--- Dataset records ---
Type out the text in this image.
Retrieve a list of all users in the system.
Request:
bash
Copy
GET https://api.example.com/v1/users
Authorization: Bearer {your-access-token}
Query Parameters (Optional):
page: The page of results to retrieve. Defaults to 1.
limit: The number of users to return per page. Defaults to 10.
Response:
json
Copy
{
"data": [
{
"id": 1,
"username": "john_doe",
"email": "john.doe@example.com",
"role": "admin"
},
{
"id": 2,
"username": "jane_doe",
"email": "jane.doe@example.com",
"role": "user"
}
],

--- Problem requirements ---
Reproduce the entries above in full by retyping them exactly.

--- Written response ---
Type out the text in this image.
Retrieve a list of all users in the system.
Request:
bash
Copy
GET https://api.example.com/v1/users
Authorization: Bearer {your-access-token}
Query Parameters (Optional):
page: The page of results to retrieve. Defaults to 1.
limit: The number of users to return per page. Defaults to 10.
Response:
json
Copy
{
"data": [
{
"id": 1,
"username": "john_doe",
"email": "john.doe@example.com",
"role": "admin"
},
{
"id": 2,
"username": "jane_doe",
"email": "jane.doe@example.com",
"role": "user"
}
],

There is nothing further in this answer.